§ Required work: Copy the data word for word, from its first line through the line that contains "- table-cell: 先将亚硫酸钠样品溶于水配成溶液，然后加入足量稀盐酸酸化，再加入", including that line.

§ Exercise materials:
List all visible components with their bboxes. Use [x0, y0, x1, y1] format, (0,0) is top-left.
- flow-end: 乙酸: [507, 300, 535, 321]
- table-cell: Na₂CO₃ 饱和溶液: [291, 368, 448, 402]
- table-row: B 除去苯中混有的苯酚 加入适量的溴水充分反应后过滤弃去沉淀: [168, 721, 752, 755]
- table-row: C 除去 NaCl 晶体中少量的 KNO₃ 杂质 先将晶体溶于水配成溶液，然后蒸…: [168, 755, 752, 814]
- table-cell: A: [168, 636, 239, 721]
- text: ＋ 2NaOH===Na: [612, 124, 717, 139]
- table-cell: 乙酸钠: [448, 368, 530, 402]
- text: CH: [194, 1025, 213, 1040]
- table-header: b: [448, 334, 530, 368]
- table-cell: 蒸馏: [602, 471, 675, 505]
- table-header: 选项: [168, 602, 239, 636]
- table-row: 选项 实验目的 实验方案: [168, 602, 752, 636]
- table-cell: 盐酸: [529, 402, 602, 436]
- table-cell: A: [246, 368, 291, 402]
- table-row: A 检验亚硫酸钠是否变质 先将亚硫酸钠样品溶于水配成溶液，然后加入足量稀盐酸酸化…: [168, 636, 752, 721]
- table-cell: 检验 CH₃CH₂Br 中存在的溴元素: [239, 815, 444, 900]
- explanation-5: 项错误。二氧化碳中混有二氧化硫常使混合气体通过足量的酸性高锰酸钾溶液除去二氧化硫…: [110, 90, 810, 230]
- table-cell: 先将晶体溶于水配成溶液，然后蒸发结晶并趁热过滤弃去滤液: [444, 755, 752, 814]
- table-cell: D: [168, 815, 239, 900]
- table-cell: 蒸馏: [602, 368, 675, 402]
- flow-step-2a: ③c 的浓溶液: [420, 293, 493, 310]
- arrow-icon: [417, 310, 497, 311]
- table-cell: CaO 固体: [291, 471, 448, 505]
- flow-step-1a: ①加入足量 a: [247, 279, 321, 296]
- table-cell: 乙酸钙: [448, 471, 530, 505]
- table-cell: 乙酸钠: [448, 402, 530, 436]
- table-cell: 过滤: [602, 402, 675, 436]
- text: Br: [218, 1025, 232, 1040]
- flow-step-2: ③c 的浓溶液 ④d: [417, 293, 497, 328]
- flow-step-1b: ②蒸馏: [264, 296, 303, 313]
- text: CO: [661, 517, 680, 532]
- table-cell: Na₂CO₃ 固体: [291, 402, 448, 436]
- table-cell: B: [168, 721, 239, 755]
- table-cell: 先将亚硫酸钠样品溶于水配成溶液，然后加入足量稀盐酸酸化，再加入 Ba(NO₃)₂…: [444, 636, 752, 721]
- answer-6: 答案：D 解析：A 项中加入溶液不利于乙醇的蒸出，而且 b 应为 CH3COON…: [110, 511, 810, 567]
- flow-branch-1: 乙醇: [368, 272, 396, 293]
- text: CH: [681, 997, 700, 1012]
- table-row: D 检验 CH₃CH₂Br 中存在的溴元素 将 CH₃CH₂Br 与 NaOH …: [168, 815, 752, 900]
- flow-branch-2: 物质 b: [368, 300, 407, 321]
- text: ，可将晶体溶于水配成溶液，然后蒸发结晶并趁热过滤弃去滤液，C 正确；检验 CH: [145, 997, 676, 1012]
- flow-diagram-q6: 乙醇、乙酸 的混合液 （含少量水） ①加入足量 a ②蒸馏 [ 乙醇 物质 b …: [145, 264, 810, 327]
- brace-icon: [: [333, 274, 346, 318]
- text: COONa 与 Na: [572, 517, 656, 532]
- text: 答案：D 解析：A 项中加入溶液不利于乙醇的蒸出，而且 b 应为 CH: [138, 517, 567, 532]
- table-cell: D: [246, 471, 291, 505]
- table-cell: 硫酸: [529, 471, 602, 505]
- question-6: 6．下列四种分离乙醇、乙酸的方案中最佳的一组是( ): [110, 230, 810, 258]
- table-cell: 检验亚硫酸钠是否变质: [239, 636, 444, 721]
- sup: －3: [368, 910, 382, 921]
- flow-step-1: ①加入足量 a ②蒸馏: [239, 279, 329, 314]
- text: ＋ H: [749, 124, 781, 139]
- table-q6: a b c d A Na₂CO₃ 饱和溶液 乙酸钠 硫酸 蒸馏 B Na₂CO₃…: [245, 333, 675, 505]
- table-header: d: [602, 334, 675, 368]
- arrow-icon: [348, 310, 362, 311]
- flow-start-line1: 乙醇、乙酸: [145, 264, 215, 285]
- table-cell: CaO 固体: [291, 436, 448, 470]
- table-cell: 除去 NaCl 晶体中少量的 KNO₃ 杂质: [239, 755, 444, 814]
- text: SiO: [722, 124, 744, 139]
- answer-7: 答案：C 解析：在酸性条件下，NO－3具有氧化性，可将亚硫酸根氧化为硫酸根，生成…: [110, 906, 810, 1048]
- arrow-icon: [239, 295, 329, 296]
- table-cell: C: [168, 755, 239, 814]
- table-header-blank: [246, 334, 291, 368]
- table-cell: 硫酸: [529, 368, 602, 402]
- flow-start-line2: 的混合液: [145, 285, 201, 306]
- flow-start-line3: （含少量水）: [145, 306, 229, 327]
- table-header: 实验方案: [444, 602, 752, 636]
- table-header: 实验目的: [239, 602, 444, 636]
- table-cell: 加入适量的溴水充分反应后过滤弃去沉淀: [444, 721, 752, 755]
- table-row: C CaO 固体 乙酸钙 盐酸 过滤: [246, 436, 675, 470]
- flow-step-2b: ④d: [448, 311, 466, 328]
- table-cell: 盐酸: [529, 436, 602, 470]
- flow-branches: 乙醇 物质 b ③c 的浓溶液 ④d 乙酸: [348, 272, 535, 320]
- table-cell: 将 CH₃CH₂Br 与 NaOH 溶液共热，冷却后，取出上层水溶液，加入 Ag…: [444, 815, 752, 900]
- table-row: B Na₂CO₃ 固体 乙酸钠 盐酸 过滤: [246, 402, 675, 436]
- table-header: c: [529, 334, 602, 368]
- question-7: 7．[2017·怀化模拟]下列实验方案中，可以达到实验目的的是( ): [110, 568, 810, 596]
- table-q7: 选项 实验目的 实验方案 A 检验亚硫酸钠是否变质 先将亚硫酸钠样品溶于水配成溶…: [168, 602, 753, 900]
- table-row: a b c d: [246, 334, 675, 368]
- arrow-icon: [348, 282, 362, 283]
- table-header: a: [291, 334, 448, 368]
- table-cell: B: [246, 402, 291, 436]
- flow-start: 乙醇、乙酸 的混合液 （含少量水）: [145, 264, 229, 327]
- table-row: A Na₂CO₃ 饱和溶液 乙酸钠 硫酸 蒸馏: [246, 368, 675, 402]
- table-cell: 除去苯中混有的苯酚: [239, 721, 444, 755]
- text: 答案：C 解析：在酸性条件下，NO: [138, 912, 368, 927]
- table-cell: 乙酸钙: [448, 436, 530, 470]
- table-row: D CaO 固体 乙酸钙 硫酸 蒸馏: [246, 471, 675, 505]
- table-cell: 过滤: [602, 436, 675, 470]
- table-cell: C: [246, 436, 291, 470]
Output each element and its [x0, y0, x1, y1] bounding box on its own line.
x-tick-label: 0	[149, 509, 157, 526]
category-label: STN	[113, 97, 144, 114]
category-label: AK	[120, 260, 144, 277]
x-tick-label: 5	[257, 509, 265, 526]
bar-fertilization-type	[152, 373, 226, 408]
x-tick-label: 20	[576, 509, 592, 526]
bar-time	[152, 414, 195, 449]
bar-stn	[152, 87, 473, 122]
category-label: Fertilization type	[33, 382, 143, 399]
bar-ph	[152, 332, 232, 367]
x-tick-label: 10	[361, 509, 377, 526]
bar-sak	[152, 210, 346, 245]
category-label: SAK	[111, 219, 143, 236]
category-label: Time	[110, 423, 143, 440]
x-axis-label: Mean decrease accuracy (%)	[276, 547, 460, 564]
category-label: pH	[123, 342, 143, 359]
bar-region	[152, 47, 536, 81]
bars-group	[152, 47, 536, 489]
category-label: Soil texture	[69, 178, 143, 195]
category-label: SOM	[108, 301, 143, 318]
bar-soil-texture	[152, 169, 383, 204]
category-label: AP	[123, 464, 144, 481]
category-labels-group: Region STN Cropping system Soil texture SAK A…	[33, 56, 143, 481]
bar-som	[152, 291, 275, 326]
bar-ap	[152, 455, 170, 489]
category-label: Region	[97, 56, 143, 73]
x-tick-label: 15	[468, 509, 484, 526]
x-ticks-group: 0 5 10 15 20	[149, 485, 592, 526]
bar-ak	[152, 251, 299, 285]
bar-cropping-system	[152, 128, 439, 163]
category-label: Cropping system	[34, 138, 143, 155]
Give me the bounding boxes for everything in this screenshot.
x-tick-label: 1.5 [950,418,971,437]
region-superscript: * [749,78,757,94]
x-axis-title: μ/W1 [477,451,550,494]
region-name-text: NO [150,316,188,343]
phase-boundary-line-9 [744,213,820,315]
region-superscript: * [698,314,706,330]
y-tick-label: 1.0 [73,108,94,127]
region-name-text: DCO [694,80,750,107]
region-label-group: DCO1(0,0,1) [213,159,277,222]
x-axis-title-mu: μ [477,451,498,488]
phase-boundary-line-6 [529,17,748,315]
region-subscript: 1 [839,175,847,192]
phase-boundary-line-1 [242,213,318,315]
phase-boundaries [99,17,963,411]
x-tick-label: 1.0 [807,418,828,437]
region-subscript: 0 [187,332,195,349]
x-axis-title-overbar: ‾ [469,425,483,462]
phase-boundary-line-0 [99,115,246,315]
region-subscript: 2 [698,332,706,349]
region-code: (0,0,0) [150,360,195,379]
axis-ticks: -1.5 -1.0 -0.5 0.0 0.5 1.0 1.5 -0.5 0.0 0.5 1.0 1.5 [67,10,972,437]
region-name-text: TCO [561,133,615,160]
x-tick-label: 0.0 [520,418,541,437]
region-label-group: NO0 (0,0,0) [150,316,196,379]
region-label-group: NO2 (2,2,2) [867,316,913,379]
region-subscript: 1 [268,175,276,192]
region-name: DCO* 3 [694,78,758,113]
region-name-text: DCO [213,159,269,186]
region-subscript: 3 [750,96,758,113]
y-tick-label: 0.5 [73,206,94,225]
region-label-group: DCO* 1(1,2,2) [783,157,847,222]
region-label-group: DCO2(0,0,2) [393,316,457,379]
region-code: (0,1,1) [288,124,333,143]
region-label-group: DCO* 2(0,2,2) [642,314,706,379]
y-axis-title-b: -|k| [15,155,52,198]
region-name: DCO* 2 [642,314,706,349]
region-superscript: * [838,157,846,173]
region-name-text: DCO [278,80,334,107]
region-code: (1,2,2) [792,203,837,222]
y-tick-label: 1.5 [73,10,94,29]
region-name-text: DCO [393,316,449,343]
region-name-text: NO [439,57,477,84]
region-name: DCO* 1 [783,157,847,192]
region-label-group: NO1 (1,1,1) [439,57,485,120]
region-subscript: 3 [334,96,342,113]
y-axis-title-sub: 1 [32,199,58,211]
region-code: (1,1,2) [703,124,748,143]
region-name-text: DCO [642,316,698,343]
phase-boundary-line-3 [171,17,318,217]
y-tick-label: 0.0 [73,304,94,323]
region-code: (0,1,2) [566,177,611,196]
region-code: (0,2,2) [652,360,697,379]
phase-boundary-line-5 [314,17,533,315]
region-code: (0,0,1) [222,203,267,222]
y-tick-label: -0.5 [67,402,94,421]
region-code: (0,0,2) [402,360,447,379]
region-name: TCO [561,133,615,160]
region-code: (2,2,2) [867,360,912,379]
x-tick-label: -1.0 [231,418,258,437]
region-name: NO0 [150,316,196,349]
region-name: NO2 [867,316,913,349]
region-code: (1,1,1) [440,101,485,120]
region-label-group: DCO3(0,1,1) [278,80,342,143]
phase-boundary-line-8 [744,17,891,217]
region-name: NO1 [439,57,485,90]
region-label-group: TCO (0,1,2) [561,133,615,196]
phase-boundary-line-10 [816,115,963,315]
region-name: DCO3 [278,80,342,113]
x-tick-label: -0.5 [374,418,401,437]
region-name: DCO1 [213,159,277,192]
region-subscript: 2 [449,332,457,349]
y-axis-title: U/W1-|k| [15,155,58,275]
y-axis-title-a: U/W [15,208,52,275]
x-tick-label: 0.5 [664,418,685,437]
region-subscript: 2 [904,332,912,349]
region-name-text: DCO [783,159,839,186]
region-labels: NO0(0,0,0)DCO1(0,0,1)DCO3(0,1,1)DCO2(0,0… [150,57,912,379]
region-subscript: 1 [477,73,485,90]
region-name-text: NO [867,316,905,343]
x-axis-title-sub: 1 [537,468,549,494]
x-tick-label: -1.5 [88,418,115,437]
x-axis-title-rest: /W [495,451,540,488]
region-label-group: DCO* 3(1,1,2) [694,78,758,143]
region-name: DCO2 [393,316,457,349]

§ Output for this exercise:
List all visible components with their bboxes. Use [x0, y0, x1, y1] format, (0,0) is top-left.
- flow-end: 乙酸: [507, 300, 535, 321]
- table-cell: Na₂CO₃ 饱和溶液: [291, 368, 448, 402]
- table-row: B 除去苯中混有的苯酚 加入适量的溴水充分反应后过滤弃去沉淀: [168, 721, 752, 755]
- table-row: C 除去 NaCl 晶体中少量的 KNO₃ 杂质 先将晶体溶于水配成溶液，然后蒸…: [168, 755, 752, 814]
- table-cell: A: [168, 636, 239, 721]
- text: ＋ 2NaOH===Na: [612, 124, 717, 139]
- table-cell: 乙酸钠: [448, 368, 530, 402]
- text: CH: [194, 1025, 213, 1040]
- table-header: b: [448, 334, 530, 368]
- table-cell: 蒸馏: [602, 471, 675, 505]
- table-header: 选项: [168, 602, 239, 636]
- table-row: 选项 实验目的 实验方案: [168, 602, 752, 636]
- table-cell: 盐酸: [529, 402, 602, 436]
- table-cell: A: [246, 368, 291, 402]
- table-row: A 检验亚硫酸钠是否变质 先将亚硫酸钠样品溶于水配成溶液，然后加入足量稀盐酸酸化…: [168, 636, 752, 721]
- table-cell: 检验 CH₃CH₂Br 中存在的溴元素: [239, 815, 444, 900]
- explanation-5: 项错误。二氧化碳中混有二氧化硫常使混合气体通过足量的酸性高锰酸钾溶液除去二氧化硫…: [110, 90, 810, 230]
- table-cell: 先将晶体溶于水配成溶液，然后蒸发结晶并趁热过滤弃去滤液: [444, 755, 752, 814]
- table-cell: D: [168, 815, 239, 900]
- table-cell: 蒸馏: [602, 368, 675, 402]
- flow-step-2a: ③c 的浓溶液: [420, 293, 493, 310]
- arrow-icon: [417, 310, 497, 311]
- table-cell: CaO 固体: [291, 471, 448, 505]
- flow-step-1a: ①加入足量 a: [247, 279, 321, 296]
- table-cell: 乙酸钙: [448, 471, 530, 505]
- table-cell: 乙酸钠: [448, 402, 530, 436]
- table-cell: 过滤: [602, 402, 675, 436]
- text: Br: [218, 1025, 232, 1040]
- flow-step-2: ③c 的浓溶液 ④d: [417, 293, 497, 328]
- flow-step-1b: ②蒸馏: [264, 296, 303, 313]
- text: CO: [661, 517, 680, 532]
- table-cell: Na₂CO₃ 固体: [291, 402, 448, 436]
- table-cell: B: [168, 721, 239, 755]
- table-cell: 先将亚硫酸钠样品溶于水配成溶液，然后加入足量稀盐酸酸化，再加入 Ba(NO₃)₂…: [444, 636, 752, 721]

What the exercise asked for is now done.